Format the data below as a JSON list of strings, with one string per line and no blank lines. Leave the pictures out.

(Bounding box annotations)
----------------------------------------

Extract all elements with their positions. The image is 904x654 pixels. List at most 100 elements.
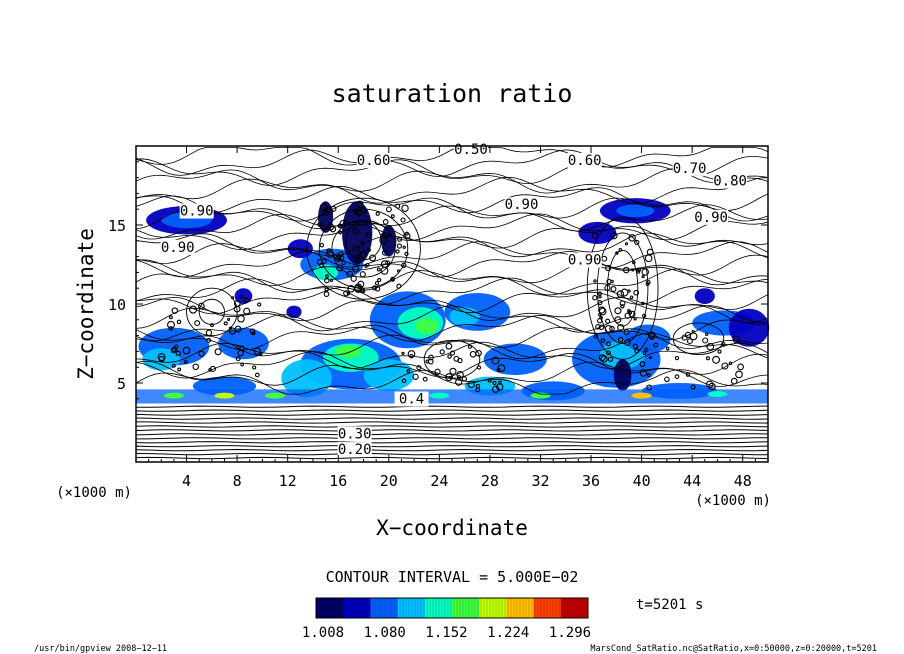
contour-loop-small [341, 260, 347, 266]
contour-line [135, 232, 769, 259]
contour-loop-small [708, 382, 716, 391]
colorbar-swatch [343, 598, 371, 618]
contour-loop-small [174, 344, 179, 349]
contour-loop-small [249, 328, 256, 335]
contour-loop-small [371, 285, 378, 291]
contour-loop-small [684, 331, 692, 339]
contour-label-backdrop [160, 239, 195, 255]
plot-area: 0.50 0.60 0.60 0.70 0.80 0.90 0.90 0.90 0.90 0.90… [108, 141, 770, 490]
contour-loop-small [350, 275, 357, 282]
contour-loop-small [253, 347, 262, 355]
contour-label-backdrop [356, 152, 391, 168]
contour-loop-small [395, 249, 400, 254]
contour-loop-small [605, 318, 611, 324]
contour-loop-small [685, 372, 691, 377]
contour-loop-small [336, 264, 344, 272]
shaded-region [415, 318, 439, 335]
low-level-shaded-strip [136, 389, 768, 404]
contour-loop-small [317, 221, 323, 228]
contour-loop-small [453, 355, 460, 362]
contour-loop-small [497, 364, 506, 373]
contour-loop-small [416, 365, 422, 371]
x-axis-ticks: 4 8 12 16 20 24 28 32 36 40 44 48 [148, 146, 756, 490]
contour-loop-small [604, 324, 613, 333]
contour-line [135, 445, 769, 448]
x-tick-label: 32 [531, 472, 549, 490]
contour-loop-small [233, 300, 241, 307]
contour-loop-small [632, 260, 636, 265]
contour-label: 0.30 [338, 426, 372, 442]
contour-loop-small [641, 268, 649, 276]
contour-loop-small [634, 348, 640, 354]
contour-loop-small [721, 362, 729, 370]
contour-loop-small [633, 289, 640, 296]
contour-label-backdrop [337, 442, 372, 458]
contour-loop-small [364, 264, 368, 268]
contour-loop-small [369, 254, 377, 262]
contour-loop-small [360, 287, 365, 293]
contour-loop-small [404, 231, 409, 236]
contour-loop-small [598, 306, 606, 314]
contour-loop-small [229, 326, 233, 330]
contour-label: 0.90 [161, 240, 195, 256]
contour-line [135, 425, 769, 428]
contour-loop-small [620, 304, 625, 309]
contour-loop-small [646, 384, 653, 391]
contour-loop-small [702, 337, 709, 344]
contour-loop-small [428, 354, 434, 361]
contour-loop-small [467, 380, 475, 389]
contour-line [135, 448, 769, 452]
contour-line [135, 360, 769, 388]
colorbar [315, 597, 589, 619]
colorbar-swatch [452, 598, 480, 618]
contour-line [135, 149, 769, 177]
contour-loop-small [639, 369, 648, 377]
contour-loop-small [338, 251, 344, 257]
contour-loop-small [192, 363, 199, 371]
contour-label: 0.90 [505, 197, 539, 213]
contour-loop-small [171, 363, 176, 368]
contour-loop-small [644, 254, 653, 263]
contour-loop-small [634, 239, 640, 246]
x-axis-unit: (×1000 m) [695, 493, 771, 509]
contour-label: 0.90 [568, 253, 602, 269]
contour-loop-small [674, 355, 680, 361]
contour-loop-small [183, 360, 188, 364]
contour-loop-small [617, 323, 625, 332]
contour-loop-small [375, 211, 380, 216]
contour-loop-small [167, 320, 175, 329]
contour-line [135, 268, 769, 296]
contour-loop-small [325, 274, 329, 278]
contour-loop-small [409, 353, 414, 359]
contour-loop-small [606, 341, 611, 347]
contour-label: 0.20 [338, 442, 372, 458]
contour-loop-small [208, 368, 212, 372]
contour-loop-small [157, 353, 166, 362]
contour-loop-small [330, 205, 337, 212]
y-tick-label: 15 [108, 217, 126, 235]
contour-loop-small [457, 375, 461, 380]
contour-loop-small [593, 333, 599, 339]
colorbar-tick-label: 1.296 [549, 625, 591, 641]
contour-loop-small [434, 368, 441, 375]
contour-loop-small [439, 349, 445, 355]
shaded-region [449, 307, 480, 327]
contour-loop-small [641, 275, 645, 279]
contour-loop-small [712, 355, 721, 364]
contour-loop-small [445, 342, 453, 350]
contour-loop-small [210, 323, 214, 328]
contour-loop-small [227, 317, 231, 321]
contour-loop-small [381, 249, 388, 256]
contour-loop-small [735, 370, 743, 379]
contour-loop-small [487, 378, 492, 383]
shaded-region [342, 201, 373, 265]
shaded-region [631, 392, 652, 399]
contour-loop-small [629, 295, 634, 299]
contour-loop-small [618, 248, 623, 252]
contour-loop-small [205, 329, 213, 337]
shaded-region [265, 392, 286, 399]
contour-loop-small [737, 363, 744, 371]
contour-label: 0.60 [357, 153, 391, 169]
contour-loop-small [359, 271, 366, 278]
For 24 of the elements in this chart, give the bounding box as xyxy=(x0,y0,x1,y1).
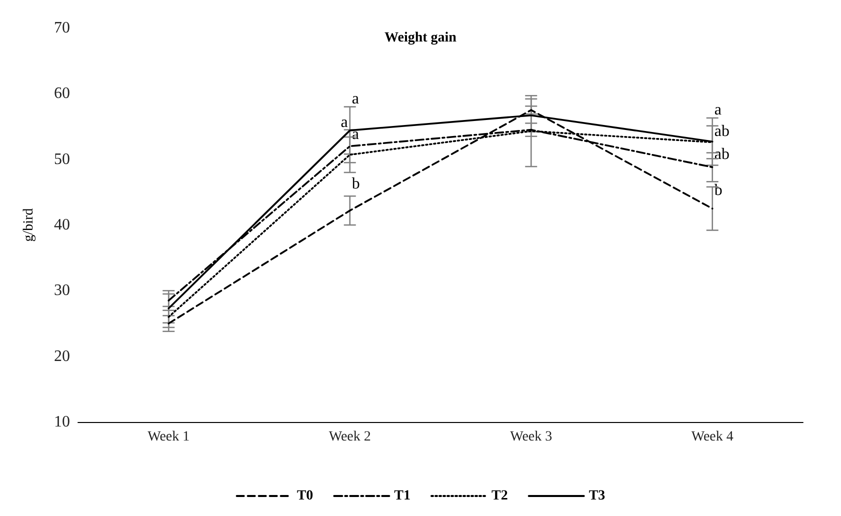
x-tick-label: Week 4 xyxy=(691,430,734,444)
x-tick-label: Week 2 xyxy=(328,430,371,444)
y-tick-label: 50 xyxy=(54,150,70,168)
y-tick-label: 20 xyxy=(54,348,70,365)
annotation: b xyxy=(352,176,360,193)
annotation: ab xyxy=(714,123,730,140)
annotation: a xyxy=(352,90,359,108)
annotation: a xyxy=(340,114,348,131)
legend-label: T3 xyxy=(588,488,606,504)
y-tick-label: 60 xyxy=(54,85,70,102)
legend-label: T0 xyxy=(296,488,314,504)
annotation: b xyxy=(714,182,722,200)
legend-label: T2 xyxy=(492,488,508,504)
y-tick-label: 70 xyxy=(54,20,70,36)
annotation: a xyxy=(714,101,722,118)
x-tick-label: Week 1 xyxy=(148,430,190,444)
chart-title: Weight gain xyxy=(384,30,457,46)
y-tick-label: 40 xyxy=(54,216,70,234)
annotation: ab xyxy=(714,146,730,164)
legend-label: T1 xyxy=(394,488,411,504)
y-tick-label: 10 xyxy=(54,414,70,430)
y-tick-label: 30 xyxy=(54,282,70,300)
y-axis-title: g/bird xyxy=(22,208,36,242)
x-tick-label: Week 3 xyxy=(510,430,552,444)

----------------------------------------

— CORRECT RESULT —
[
  "Extract all elements with their positions. The image is 904x654 pixels. List at most 100 elements.",
  "contour-loop-small [341, 260, 347, 266]",
  "contour-line [135, 232, 769, 259]",
  "contour-loop-small [708, 382, 716, 391]",
  "colorbar-swatch [343, 598, 371, 618]",
  "contour-loop-small [174, 344, 179, 349]",
  "contour-loop-small [249, 328, 256, 335]",
  "contour-loop-small [371, 285, 378, 291]",
  "contour-loop-small [684, 331, 692, 339]",
  "contour-label-backdrop [160, 239, 195, 255]",
  "plot-area: 0.50 0.60 0.60 0.70 0.80 0.90 0.90 0.90 0.90 0.90… [108, 141, 770, 490]",
  "contour-loop-small [350, 275, 357, 282]",
  "contour-loop-small [253, 347, 262, 355]",
  "contour-label-backdrop [356, 152, 391, 168]",
  "contour-loop-small [395, 249, 400, 254]",
  "contour-loop-small [605, 318, 611, 324]",
  "contour-loop-small [685, 372, 691, 377]",
  "contour-loop-small [336, 264, 344, 272]",
  "shaded-region [415, 318, 439, 335]",
  "low-level-shaded-strip [136, 389, 768, 404]",
  "contour-loop-small [317, 221, 323, 228]",
  "contour-loop-small [453, 355, 460, 362]",
  "contour-loop-small [497, 364, 506, 373]",
  "contour-loop-small [416, 365, 422, 371]",
  "x-axis-ticks: 4 8 12 16 20 24 28 32 36 40 44 48 [148, 146, 756, 490]",
  "contour-loop-small [604, 324, 613, 333]",
  "contour-line [135, 445, 769, 448]",
  "x-tick-label: 32 [531, 472, 549, 490]",
  "contour-loop-small [233, 300, 241, 307]",
  "contour-loop-small [632, 260, 636, 265]",
  "contour-label: 0.30 [338, 426, 372, 442]",
  "contour-loop-small [641, 268, 649, 276]",
  "contour-loop-small [634, 348, 640, 354]",
  "contour-loop-small [721, 362, 729, 370]",
  "contour-loop-small [633, 289, 640, 296]",
  "contour-label-backdrop [337, 442, 372, 458]",
  "contour-loop-small [364, 264, 368, 268]",
  "contour-loop-small [369, 254, 377, 262]",
  "contour-loop-small [360, 287, 365, 293]",
  "contour-loop-small [404, 231, 409, 236]",
  "contour-loop-small [598, 306, 606, 314]",
  "contour-loop-small [229, 326, 233, 330]",
  "contour-label: 0.90 [161, 240, 195, 256]",
  "contour-line [135, 425, 769, 428]",
  "contour-loop-small [620, 304, 625, 309]",
  "contour-loop-small [646, 384, 653, 391]",
  "contour-loop-small [702, 337, 709, 344]",
  "contour-loop-small [428, 354, 434, 361]",
  "contour-loop-small [467, 380, 475, 389]",
  "contour-line [135, 448, 769, 452]",
  "contour-line [135, 360, 769, 388]",
  "colorbar [315, 597, 589, 619]",
  "colorbar-swatch [452, 598, 480, 618]",
  "contour-line [135, 149, 769, 177]",
  "contour-loop-small [639, 369, 648, 377]",
  "contour-loop-small [338, 251, 344, 257]",
  "contour-loop-small [192, 363, 199, 371]",
  "contour-label: 0.90 [505, 197, 539, 213]",
  "contour-loop-small [171, 363, 176, 368]",
  "contour-loop-small [644, 254, 653, 263]",
  "contour-loop-small [634, 239, 640, 246]",
  "x-axis-unit: (×1000 m) [695, 493, 771, 509]",
  "contour-label: 0.90 [568, 253, 602, 269]",
  "contour-loop-small [674, 355, 680, 361]",
  "contour-loop-small [183, 360, 188, 364]",
  "contour-loop-small [617, 323, 625, 332]",
  "contour-loop-small [375, 211, 380, 216]",
  "contour-loop-small [167, 320, 175, 329]",
  "contour-line [135, 268, 769, 296]",
  "contour-loop-small [325, 274, 329, 278]",
  "contour-loop-small [409, 353, 414, 359]",
  "contour-loop-small [606, 341, 611, 347]",
  "contour-label: 0.20 [338, 442, 372, 458]",
  "contour-loop-small [208, 368, 212, 372]",
  "contour-loop-small [157, 353, 166, 362]",
  "contour-loop-small [330, 205, 337, 212]",
  "y-tick-label: 15 [108, 217, 126, 235]",
  "contour-loop-small [457, 375, 461, 380]",
  "contour-loop-small [593, 333, 599, 339]",
  "colorbar-tick-label: 1.296 [549, 625, 591, 641]",
  "contour-loop-small [434, 368, 441, 375]",
  "contour-loop-small [439, 349, 445, 355]",
  "shaded-region [449, 307, 480, 327]",
  "contour-loop-small [641, 275, 645, 279]",
  "contour-loop-small [712, 355, 721, 364]",
  "contour-loop-small [445, 342, 453, 350]",
  "contour-loop-small [210, 323, 214, 328]",
  "contour-loop-small [227, 317, 231, 321]",
  "contour-loop-small [381, 249, 388, 256]",
  "contour-loop-small [735, 370, 743, 379]",
  "contour-loop-small [487, 378, 492, 383]",
  "shaded-region [342, 201, 373, 265]",
  "shaded-region [631, 392, 652, 399]",
  "contour-loop-small [629, 295, 634, 299]",
  "contour-loop-small [618, 248, 623, 252]",
  "contour-loop-small [205, 329, 213, 337]",
  "shaded-region [265, 392, 286, 399]",
  "contour-loop-small [737, 363, 744, 371]",
  "contour-label: 0.60 [357, 153, 391, 169]",
  "contour-loop-small [359, 271, 366, 278]",
  "For 24 of the elements in this chart, give the bounding box as xyxy=(x0,y0,x1,y1).",
  "x-tick-label: Week 4 xyxy=(691,430,734,444)",
  "x-tick-label: Week 2 xyxy=(328,430,371,444)",
  "y-tick-label: 50 xyxy=(54,150,70,168)",
  "y-tick-label: 20 xyxy=(54,348,70,365)",
  "annotation: b xyxy=(352,176,360,193)",
  "annotation: ab xyxy=(714,123,730,140)",
  "annotation: a xyxy=(352,90,359,108)",
  "annotation: a xyxy=(340,114,348,131)",
  "legend-label: T3 xyxy=(588,488,606,504)",
  "y-tick-label: 60 xyxy=(54,85,70,102)",
  "legend-label: T0 xyxy=(296,488,314,504)",
  "annotation: b xyxy=(714,182,722,200)",
  "legend-label: T2 xyxy=(492,488,508,504)",
  "y-tick-label: 70 xyxy=(54,20,70,36)",
  "annotation: a xyxy=(714,101,722,118)",
  "x-tick-label: Week 1 xyxy=(148,430,190,444)",
  "chart-title: Weight gain xyxy=(384,30,457,46)",
  "y-tick-label: 40 xyxy=(54,216,70,234)",
  "annotation: ab xyxy=(714,146,730,164)",
  "legend-label: T1 xyxy=(394,488,411,504)",
  "y-tick-label: 10 xyxy=(54,414,70,430)",
  "y-tick-label: 30 xyxy=(54,282,70,300)",
  "y-axis-title: g/bird xyxy=(22,208,36,242)",
  "x-tick-label: Week 3 xyxy=(510,430,552,444)"
]